### EXERCISE REQUIREMENTS
Find each line containing the string "watermark". Copy it.

### Recorded data
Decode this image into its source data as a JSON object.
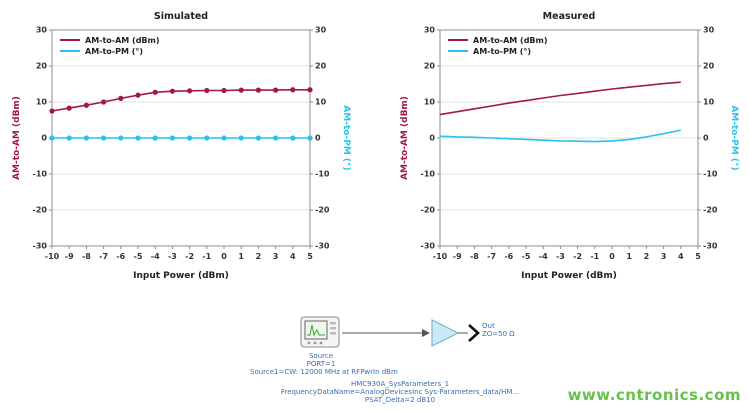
{
  "page": {
    "watermark": "www.cntronics.com"
  },
  "chart_data": [
    {
      "type": "line",
      "title": "Simulated",
      "xlabel": "Input Power (dBm)",
      "ylabel_left": "AM-to-AM (dBm)",
      "ylabel_right": "AM-to-PM (°)",
      "xlim": [
        -10,
        5
      ],
      "ylim": [
        -30,
        30
      ],
      "xticks": [
        -10,
        -9,
        -8,
        -7,
        -6,
        -5,
        -4,
        -3,
        -2,
        -1,
        0,
        1,
        2,
        3,
        4,
        5
      ],
      "yticks": [
        -30,
        -20,
        -10,
        0,
        10,
        20,
        30
      ],
      "grid": "horizontal",
      "legend_position": "top-left",
      "legend": [
        "AM-to-AM (dBm)",
        "AM-to-PM (°)"
      ],
      "series": [
        {
          "name": "AM-to-AM (dBm)",
          "color": "#a01a41",
          "markers": true,
          "x": [
            -10,
            -9,
            -8,
            -7,
            -6,
            -5,
            -4,
            -3,
            -2,
            -1,
            0,
            1,
            2,
            3,
            4,
            5
          ],
          "y": [
            7.5,
            8.3,
            9.1,
            10.0,
            11.0,
            11.9,
            12.7,
            13.0,
            13.1,
            13.2,
            13.2,
            13.3,
            13.3,
            13.3,
            13.4,
            13.4
          ]
        },
        {
          "name": "AM-to-PM (°)",
          "color": "#29c2ee",
          "markers": true,
          "x": [
            -10,
            -9,
            -8,
            -7,
            -6,
            -5,
            -4,
            -3,
            -2,
            -1,
            0,
            1,
            2,
            3,
            4,
            5
          ],
          "y": [
            0,
            0,
            0,
            0,
            0,
            0,
            0,
            0,
            0,
            0,
            0,
            0,
            0,
            0,
            0,
            0
          ]
        }
      ]
    },
    {
      "type": "line",
      "title": "Measured",
      "xlabel": "Input Power (dBm)",
      "ylabel_left": "AM-to-AM (dBm)",
      "ylabel_right": "AM-to-PM (°)",
      "xlim": [
        -10,
        5
      ],
      "ylim": [
        -30,
        30
      ],
      "xticks": [
        -10,
        -9,
        -8,
        -7,
        -6,
        -5,
        -4,
        -3,
        -2,
        -1,
        0,
        1,
        2,
        3,
        4,
        5
      ],
      "yticks": [
        -30,
        -20,
        -10,
        0,
        10,
        20,
        30
      ],
      "grid": "horizontal",
      "legend_position": "top-left",
      "legend": [
        "AM-to-AM (dBm)",
        "AM-to-PM (°)"
      ],
      "series": [
        {
          "name": "AM-to-AM (dBm)",
          "color": "#a01a41",
          "markers": false,
          "x": [
            -10,
            -9,
            -8,
            -7,
            -6,
            -5,
            -4,
            -3,
            -2,
            -1,
            0,
            1,
            2,
            3,
            4
          ],
          "y": [
            6.5,
            7.3,
            8.1,
            8.9,
            9.7,
            10.4,
            11.1,
            11.8,
            12.4,
            13.0,
            13.6,
            14.1,
            14.6,
            15.1,
            15.5
          ]
        },
        {
          "name": "AM-to-PM (°)",
          "color": "#29c2ee",
          "markers": false,
          "x": [
            -10,
            -9,
            -8,
            -7,
            -6,
            -5,
            -4,
            -3,
            -2,
            -1,
            0,
            1,
            2,
            3,
            4
          ],
          "y": [
            0.5,
            0.3,
            0.2,
            0.0,
            -0.2,
            -0.4,
            -0.6,
            -0.8,
            -0.9,
            -1.0,
            -0.8,
            -0.4,
            0.3,
            1.2,
            2.2
          ]
        }
      ]
    }
  ],
  "schematic": {
    "source_label": "Source",
    "port_label": "PORT=1",
    "source_line": "Source1=CW: 12000 MHz at RFPwrIn dBm",
    "amp_lines": [
      "HMC930A_SysParameters_1",
      "FrequencyDataName=AnalogDevicesInc Sys-Parameters_data/HM...",
      "PSAT_Delta=2 dB10"
    ],
    "out_label": "Out",
    "out_impedance": "ZO=50 Ω"
  },
  "colors": {
    "am_am": "#a01a41",
    "am_pm": "#29c2ee",
    "schematic_text": "#3a6db2",
    "watermark": "#67c24c"
  }
}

### CORRECT ANSWER
    "watermark": "www.cntronics.com"
    "watermark": "#67c24c"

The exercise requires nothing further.